→ What to produce:
Copy out each line of the listing that has the word "cáliz" in it.

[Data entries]
........

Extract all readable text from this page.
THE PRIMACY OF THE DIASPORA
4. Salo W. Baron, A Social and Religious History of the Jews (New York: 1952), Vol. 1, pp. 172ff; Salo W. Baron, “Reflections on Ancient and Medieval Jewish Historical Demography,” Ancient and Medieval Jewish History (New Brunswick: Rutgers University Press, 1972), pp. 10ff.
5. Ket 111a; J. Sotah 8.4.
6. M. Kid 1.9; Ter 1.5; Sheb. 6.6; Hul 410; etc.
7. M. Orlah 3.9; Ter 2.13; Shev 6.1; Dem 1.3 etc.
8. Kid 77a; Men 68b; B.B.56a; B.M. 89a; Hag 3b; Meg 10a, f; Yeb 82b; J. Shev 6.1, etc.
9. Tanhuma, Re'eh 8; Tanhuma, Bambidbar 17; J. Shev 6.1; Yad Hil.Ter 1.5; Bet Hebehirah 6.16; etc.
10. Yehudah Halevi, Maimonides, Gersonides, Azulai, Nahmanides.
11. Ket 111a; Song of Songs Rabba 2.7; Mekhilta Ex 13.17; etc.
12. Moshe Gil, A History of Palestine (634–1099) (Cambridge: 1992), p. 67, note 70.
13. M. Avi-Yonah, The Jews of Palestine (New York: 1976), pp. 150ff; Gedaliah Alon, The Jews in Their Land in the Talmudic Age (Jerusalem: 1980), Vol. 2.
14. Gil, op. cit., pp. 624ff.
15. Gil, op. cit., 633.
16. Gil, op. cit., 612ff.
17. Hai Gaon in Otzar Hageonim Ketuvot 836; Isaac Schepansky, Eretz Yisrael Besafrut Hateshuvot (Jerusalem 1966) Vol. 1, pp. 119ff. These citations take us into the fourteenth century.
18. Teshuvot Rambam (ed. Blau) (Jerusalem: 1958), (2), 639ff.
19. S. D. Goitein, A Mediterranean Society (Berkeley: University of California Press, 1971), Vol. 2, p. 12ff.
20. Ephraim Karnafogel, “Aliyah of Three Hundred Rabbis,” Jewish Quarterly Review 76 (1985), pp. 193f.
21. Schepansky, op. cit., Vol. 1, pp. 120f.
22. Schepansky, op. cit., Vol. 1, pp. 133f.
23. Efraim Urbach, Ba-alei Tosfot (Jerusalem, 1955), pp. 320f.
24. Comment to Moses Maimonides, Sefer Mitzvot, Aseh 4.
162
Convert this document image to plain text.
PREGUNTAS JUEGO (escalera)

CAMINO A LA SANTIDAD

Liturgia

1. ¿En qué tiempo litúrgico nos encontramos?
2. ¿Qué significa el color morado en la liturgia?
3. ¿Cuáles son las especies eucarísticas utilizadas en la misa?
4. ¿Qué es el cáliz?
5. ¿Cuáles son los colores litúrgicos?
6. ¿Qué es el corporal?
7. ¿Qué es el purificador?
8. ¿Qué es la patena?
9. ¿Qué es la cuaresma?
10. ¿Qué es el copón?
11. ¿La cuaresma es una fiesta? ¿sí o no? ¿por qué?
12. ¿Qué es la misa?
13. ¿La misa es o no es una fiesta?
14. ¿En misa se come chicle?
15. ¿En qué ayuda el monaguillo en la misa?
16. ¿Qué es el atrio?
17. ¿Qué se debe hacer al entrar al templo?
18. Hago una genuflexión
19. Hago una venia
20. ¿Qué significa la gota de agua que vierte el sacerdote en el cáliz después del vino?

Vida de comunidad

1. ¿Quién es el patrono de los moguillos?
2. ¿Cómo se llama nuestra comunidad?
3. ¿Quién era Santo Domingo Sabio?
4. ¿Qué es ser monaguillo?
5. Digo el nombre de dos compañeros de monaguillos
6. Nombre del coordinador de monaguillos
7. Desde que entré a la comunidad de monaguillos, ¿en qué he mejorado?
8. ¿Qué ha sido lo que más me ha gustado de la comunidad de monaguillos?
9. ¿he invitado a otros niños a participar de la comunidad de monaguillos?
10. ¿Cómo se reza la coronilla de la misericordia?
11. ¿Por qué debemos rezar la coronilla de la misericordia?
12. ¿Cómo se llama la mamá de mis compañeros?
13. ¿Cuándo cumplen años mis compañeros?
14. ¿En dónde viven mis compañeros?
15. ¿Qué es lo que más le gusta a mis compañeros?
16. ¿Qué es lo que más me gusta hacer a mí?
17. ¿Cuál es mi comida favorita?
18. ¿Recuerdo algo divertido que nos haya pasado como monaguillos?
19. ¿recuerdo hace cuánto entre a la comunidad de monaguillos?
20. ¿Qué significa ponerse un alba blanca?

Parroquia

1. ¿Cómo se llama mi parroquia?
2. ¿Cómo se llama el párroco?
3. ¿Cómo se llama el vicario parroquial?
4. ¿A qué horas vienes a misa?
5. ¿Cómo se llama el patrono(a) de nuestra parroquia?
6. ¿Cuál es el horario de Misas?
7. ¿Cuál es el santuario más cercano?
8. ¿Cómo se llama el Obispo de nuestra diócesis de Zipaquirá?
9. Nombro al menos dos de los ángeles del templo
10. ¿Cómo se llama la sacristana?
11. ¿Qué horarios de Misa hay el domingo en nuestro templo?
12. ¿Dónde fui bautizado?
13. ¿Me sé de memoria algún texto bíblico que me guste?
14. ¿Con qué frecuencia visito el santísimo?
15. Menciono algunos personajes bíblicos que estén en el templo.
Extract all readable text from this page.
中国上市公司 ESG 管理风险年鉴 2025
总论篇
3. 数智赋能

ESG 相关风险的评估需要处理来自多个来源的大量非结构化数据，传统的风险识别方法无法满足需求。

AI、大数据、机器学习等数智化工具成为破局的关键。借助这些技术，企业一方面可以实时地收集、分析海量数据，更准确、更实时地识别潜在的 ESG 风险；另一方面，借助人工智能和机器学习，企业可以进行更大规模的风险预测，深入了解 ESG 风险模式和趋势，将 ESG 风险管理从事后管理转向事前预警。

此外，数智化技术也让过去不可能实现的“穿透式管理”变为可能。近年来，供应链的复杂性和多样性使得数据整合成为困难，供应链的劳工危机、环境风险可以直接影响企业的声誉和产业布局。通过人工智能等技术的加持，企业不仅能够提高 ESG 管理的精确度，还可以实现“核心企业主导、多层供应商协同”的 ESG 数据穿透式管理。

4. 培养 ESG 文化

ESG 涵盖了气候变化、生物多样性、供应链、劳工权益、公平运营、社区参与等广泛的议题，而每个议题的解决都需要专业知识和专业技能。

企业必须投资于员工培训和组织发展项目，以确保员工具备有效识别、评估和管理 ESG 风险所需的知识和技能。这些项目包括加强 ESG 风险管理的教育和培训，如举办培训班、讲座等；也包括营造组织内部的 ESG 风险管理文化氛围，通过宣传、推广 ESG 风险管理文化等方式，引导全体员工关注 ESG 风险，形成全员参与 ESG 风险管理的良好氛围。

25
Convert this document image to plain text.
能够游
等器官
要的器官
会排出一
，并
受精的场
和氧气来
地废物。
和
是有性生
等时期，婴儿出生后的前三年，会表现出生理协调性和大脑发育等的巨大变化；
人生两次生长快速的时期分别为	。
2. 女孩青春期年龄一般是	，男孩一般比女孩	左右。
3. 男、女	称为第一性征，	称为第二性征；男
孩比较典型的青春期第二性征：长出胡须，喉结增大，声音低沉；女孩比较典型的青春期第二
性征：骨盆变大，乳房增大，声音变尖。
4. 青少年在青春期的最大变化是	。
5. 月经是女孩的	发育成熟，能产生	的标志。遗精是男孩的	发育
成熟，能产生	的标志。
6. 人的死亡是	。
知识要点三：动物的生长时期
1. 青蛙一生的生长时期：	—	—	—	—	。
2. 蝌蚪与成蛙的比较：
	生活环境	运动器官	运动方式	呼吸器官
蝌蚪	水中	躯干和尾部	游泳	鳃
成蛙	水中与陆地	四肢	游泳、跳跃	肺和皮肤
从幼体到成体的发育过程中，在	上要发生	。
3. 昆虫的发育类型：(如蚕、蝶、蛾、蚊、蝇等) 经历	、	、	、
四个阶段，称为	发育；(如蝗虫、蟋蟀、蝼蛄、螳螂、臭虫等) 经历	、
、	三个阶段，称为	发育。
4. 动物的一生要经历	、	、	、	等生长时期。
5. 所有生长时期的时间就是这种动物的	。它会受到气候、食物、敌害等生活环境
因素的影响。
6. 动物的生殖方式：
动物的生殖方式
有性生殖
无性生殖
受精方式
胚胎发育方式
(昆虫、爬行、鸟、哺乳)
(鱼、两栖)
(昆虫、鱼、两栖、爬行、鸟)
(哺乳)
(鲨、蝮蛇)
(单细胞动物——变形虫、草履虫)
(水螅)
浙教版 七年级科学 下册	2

........

→ Solution to this task:
4. ¿Qué es el cáliz?
20. ¿Qué significa la gota de agua que vierte el sacerdote en el cáliz después del vino?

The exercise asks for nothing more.